▶ _Aim of the task_
Report the count of lines where the string "What" appears, and nothing else.

▶ _Material to process_
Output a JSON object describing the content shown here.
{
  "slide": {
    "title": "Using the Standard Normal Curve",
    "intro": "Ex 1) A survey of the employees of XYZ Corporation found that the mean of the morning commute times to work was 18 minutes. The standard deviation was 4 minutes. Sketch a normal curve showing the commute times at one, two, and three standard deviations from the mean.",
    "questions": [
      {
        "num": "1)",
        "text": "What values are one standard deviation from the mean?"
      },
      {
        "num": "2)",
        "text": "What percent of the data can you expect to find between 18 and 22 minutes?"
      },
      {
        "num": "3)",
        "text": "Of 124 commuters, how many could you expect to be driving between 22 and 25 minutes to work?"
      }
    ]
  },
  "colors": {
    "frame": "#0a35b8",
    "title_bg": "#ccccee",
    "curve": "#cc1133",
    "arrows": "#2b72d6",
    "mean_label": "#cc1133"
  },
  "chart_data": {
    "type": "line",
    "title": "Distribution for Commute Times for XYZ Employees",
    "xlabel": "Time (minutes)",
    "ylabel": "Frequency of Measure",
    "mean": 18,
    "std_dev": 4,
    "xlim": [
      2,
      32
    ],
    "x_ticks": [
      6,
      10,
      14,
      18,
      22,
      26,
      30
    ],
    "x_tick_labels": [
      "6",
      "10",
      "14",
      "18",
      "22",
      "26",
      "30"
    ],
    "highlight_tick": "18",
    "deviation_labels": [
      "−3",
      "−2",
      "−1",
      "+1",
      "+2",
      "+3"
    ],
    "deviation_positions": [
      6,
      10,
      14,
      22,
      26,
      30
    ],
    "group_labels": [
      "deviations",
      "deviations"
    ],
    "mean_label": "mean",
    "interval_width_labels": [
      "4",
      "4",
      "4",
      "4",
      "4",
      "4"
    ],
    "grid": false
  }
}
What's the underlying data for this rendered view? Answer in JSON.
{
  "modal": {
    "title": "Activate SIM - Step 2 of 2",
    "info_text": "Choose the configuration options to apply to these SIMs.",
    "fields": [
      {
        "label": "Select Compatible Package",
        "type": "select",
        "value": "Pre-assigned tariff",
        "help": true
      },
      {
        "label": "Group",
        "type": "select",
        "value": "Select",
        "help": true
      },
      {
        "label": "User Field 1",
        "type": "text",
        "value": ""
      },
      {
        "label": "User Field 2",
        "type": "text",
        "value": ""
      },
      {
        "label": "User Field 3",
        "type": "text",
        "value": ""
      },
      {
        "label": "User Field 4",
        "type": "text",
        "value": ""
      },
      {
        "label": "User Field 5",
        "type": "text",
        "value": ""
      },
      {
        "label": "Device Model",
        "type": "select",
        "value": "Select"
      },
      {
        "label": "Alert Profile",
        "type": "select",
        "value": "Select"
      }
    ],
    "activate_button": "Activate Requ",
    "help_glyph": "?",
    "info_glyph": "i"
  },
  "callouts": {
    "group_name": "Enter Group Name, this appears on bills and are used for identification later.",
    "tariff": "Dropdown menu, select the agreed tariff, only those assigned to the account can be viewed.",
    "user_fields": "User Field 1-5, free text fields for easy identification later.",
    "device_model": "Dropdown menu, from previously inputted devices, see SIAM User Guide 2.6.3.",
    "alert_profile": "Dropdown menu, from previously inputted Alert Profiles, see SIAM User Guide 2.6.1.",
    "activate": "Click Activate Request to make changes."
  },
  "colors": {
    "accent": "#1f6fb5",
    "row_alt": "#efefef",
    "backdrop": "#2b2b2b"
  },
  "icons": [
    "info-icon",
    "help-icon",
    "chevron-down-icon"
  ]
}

▶ _Response below_
3